Items from a dataset:
- - - - -

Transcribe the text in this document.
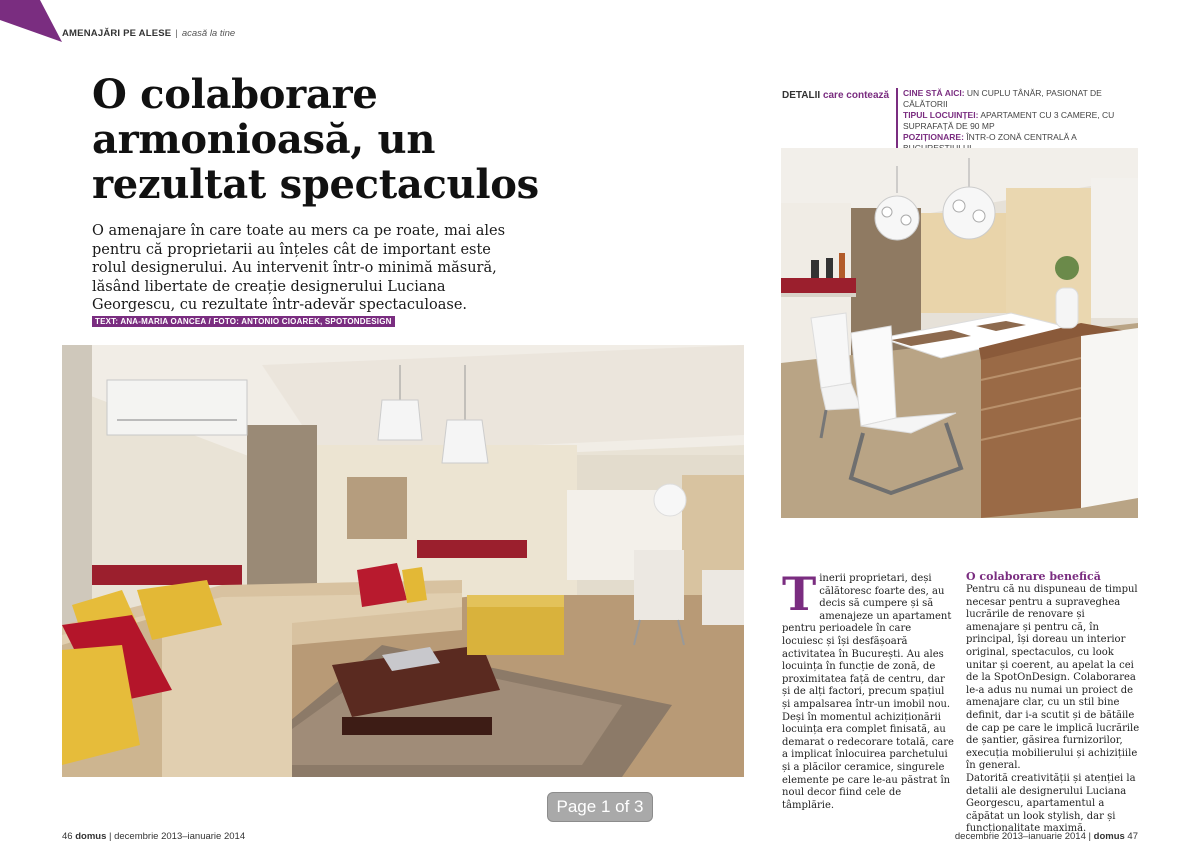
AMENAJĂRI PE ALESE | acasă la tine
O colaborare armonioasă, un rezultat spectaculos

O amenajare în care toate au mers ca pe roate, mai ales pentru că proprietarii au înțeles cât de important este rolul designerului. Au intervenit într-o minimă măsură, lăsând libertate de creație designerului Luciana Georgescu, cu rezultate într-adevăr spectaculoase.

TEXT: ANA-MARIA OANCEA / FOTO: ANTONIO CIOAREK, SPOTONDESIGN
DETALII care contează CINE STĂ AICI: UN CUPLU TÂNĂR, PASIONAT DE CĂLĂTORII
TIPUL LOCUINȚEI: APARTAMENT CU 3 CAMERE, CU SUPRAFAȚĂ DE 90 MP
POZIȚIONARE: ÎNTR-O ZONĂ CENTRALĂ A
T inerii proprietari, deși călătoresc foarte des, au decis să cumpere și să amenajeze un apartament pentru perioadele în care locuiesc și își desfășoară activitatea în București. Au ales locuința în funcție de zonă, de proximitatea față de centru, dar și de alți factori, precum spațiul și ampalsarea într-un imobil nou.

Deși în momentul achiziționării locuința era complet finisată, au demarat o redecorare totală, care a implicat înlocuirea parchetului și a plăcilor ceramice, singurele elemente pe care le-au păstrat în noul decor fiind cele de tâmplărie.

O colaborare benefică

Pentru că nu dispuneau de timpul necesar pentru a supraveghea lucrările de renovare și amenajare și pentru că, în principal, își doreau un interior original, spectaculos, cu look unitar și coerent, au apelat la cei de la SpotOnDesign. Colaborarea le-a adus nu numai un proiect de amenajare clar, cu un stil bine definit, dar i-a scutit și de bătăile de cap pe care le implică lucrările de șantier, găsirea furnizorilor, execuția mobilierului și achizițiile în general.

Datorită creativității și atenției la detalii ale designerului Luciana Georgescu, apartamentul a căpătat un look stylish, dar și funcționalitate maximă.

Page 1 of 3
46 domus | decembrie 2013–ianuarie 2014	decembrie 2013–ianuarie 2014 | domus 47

- - - - -

• **Written instruction**
Repeat all of the entries word for word, but omit the pictures.

• **Full solution**
Transcribe the text in this document.
AMENAJĂRI PE ALESE | acasă la tine
O colaborare armonioasă, un rezultat spectaculos

O amenajare în care toate au mers ca pe roate, mai ales pentru că proprietarii au înțeles cât de important este rolul designerului. Au intervenit într-o minimă măsură, lăsând libertate de creație designerului Luciana Georgescu, cu rezultate într-adevăr spectaculoase.

TEXT: ANA-MARIA OANCEA / FOTO: ANTONIO CIOAREK, SPOTONDESIGN
DETALII care contează CINE STĂ AICI: UN CUPLU TÂNĂR, PASIONAT DE CĂLĂTORII
TIPUL LOCUINȚEI: APARTAMENT CU 3 CAMERE, CU SUPRAFAȚĂ DE 90 MP
POZIȚIONARE: ÎNTR-O ZONĂ CENTRALĂ A
T inerii proprietari, deși călătoresc foarte des, au decis să cumpere și să amenajeze un apartament pentru perioadele în care locuiesc și își desfășoară activitatea în București. Au ales locuința în funcție de zonă, de proximitatea față de centru, dar și de alți factori, precum spațiul și ampalsarea într-un imobil nou.

Deși în momentul achiziționării locuința era complet finisată, au demarat o redecorare totală, care a implicat înlocuirea parchetului și a plăcilor ceramice, singurele elemente pe care le-au păstrat în noul decor fiind cele de tâmplărie.

O colaborare benefică

Pentru că nu dispuneau de timpul necesar pentru a supraveghea lucrările de renovare și amenajare și pentru că, în principal, își doreau un interior original, spectaculos, cu look unitar și coerent, au apelat la cei de la SpotOnDesign. Colaborarea le-a adus nu numai un proiect de amenajare clar, cu un stil bine definit, dar i-a scutit și de bătăile de cap pe care le implică lucrările de șantier, găsirea furnizorilor, execuția mobilierului și achizițiile în general.

Datorită creativității și atenției la detalii ale designerului Luciana Georgescu, apartamentul a căpătat un look stylish, dar și funcționalitate maximă.

Page 1 of 3
46 domus | decembrie 2013–ianuarie 2014	decembrie 2013–ianuarie 2014 | domus 47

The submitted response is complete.